• **Written problem**
Copy every line of the listing that holds the string "budżetu".

** START OF Records supplied **

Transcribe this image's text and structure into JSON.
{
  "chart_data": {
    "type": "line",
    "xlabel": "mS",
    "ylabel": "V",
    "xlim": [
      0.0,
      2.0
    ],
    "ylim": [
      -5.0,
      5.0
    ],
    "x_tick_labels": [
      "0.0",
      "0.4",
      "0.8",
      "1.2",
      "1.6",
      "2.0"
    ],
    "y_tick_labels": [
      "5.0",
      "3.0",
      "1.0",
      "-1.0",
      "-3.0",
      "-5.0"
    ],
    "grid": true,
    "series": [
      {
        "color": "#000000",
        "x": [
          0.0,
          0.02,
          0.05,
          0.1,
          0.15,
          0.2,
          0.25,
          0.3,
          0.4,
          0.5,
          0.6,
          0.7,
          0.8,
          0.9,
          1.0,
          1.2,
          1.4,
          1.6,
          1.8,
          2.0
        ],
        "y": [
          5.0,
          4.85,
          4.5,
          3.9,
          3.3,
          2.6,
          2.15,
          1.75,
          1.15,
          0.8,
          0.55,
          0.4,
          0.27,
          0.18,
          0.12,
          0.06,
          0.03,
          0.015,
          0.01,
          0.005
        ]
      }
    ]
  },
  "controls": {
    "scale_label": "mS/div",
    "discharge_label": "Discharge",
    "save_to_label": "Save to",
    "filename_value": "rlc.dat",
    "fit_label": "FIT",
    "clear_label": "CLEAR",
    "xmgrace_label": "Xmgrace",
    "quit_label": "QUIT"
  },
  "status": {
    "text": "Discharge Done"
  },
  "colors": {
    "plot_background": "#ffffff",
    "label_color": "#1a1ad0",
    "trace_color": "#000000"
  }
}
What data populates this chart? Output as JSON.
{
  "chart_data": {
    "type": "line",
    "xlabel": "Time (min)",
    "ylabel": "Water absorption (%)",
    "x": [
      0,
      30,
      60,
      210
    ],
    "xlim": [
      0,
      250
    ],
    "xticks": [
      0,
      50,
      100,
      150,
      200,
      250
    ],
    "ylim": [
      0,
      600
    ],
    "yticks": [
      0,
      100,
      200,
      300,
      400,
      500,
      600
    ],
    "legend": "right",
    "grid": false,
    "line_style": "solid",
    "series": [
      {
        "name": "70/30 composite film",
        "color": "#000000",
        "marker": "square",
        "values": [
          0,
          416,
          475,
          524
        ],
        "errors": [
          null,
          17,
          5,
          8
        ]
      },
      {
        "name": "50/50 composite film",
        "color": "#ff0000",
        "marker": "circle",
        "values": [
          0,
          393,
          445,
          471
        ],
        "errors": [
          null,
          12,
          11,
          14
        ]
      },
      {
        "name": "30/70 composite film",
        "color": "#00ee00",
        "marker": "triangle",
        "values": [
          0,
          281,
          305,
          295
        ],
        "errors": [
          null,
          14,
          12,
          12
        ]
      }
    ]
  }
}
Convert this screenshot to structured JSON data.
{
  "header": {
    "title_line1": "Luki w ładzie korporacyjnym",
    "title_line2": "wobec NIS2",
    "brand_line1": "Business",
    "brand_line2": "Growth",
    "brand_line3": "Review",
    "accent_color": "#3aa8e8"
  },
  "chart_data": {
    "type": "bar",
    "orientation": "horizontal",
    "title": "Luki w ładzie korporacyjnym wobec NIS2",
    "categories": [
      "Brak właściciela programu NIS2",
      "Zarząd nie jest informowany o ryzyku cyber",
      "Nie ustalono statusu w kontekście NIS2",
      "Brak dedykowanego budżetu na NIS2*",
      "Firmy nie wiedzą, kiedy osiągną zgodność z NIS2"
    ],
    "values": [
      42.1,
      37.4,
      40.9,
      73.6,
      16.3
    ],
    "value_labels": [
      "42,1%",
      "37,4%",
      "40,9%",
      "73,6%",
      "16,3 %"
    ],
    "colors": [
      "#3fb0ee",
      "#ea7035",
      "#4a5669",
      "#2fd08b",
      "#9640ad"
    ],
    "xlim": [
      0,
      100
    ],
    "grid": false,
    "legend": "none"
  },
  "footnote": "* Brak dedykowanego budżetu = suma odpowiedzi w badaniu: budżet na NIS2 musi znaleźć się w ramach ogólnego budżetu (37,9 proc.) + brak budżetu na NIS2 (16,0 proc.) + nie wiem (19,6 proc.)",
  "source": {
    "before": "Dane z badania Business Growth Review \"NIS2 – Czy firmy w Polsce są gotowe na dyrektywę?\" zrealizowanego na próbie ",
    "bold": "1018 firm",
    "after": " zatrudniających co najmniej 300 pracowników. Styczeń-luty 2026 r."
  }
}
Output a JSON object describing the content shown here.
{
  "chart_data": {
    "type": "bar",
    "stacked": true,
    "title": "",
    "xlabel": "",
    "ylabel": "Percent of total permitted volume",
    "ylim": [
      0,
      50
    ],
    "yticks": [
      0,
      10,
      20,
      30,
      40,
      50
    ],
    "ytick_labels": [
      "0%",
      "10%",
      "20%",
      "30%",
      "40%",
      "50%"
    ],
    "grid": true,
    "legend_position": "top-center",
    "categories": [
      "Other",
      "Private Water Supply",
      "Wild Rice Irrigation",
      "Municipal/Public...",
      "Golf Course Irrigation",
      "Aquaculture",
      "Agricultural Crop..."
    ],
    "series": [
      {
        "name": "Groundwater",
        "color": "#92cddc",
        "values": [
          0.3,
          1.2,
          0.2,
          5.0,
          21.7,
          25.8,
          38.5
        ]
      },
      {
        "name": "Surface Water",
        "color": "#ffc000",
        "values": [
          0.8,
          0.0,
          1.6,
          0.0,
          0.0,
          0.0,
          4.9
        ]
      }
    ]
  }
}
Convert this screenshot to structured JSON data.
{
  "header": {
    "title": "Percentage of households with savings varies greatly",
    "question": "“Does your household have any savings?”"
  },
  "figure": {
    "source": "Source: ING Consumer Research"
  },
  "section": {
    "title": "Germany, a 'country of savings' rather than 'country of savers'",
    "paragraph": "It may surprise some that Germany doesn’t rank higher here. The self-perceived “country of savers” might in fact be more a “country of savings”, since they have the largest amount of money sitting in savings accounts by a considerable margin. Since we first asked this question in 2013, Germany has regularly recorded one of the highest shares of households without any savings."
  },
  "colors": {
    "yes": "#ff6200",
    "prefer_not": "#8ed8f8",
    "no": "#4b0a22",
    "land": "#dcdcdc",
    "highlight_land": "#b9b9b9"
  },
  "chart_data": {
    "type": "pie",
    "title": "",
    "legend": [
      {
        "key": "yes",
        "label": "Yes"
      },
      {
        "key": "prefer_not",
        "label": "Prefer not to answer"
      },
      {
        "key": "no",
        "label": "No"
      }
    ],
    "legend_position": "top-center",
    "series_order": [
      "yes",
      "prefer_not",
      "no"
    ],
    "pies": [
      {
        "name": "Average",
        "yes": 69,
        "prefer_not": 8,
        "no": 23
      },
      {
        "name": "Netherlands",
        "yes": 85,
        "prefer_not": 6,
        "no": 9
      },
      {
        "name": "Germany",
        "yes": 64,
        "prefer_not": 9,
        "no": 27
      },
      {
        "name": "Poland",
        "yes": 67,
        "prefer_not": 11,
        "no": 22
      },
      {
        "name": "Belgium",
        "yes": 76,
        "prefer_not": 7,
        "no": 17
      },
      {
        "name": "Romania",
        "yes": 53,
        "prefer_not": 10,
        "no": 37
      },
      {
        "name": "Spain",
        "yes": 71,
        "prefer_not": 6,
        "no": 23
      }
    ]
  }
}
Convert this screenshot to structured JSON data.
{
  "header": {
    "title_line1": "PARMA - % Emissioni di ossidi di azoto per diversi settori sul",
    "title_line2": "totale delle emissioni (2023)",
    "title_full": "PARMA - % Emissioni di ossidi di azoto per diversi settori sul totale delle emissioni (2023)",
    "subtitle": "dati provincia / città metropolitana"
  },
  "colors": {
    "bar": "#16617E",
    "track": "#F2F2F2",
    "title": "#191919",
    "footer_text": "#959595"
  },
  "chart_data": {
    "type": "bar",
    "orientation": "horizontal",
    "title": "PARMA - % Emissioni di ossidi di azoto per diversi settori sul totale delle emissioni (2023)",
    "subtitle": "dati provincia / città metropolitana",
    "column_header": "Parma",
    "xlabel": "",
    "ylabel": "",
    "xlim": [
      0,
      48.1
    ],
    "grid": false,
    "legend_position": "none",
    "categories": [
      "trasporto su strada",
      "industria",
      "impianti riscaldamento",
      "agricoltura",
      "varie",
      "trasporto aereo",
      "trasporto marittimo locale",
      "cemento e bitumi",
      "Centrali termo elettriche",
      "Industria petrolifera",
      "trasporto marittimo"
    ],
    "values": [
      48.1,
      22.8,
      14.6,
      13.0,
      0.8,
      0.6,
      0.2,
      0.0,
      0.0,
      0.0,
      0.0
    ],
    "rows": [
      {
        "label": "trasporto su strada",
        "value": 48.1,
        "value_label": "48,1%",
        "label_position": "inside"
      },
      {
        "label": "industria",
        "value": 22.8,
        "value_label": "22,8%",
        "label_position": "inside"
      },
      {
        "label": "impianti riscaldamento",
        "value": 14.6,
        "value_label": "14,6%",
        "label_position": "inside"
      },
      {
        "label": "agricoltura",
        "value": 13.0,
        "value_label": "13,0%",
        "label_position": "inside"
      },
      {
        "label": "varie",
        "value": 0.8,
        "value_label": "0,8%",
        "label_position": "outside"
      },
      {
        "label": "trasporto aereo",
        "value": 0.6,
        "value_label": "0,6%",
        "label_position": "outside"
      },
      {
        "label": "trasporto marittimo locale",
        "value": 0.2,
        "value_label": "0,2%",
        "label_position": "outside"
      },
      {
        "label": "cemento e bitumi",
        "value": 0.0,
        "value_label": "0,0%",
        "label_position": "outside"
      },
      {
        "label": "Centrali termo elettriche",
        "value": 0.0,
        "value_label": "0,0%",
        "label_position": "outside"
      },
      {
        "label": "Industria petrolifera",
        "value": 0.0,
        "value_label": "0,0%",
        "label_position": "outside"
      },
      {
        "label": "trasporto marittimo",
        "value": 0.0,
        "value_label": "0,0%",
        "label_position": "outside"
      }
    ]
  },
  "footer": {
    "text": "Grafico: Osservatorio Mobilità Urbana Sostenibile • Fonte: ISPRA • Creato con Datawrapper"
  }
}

** END OF Records supplied **

• **Response**
      "Brak dedykowanego budżetu na NIS2*",
  "footnote": "* Brak dedykowanego budżetu = suma odpowiedzi w badaniu: budżet na NIS2 musi znaleźć się w ramach ogólnego budżetu (37,9 proc.) + brak budżetu na NIS2 (16,0 proc.) + nie wiem (19,6 proc.)",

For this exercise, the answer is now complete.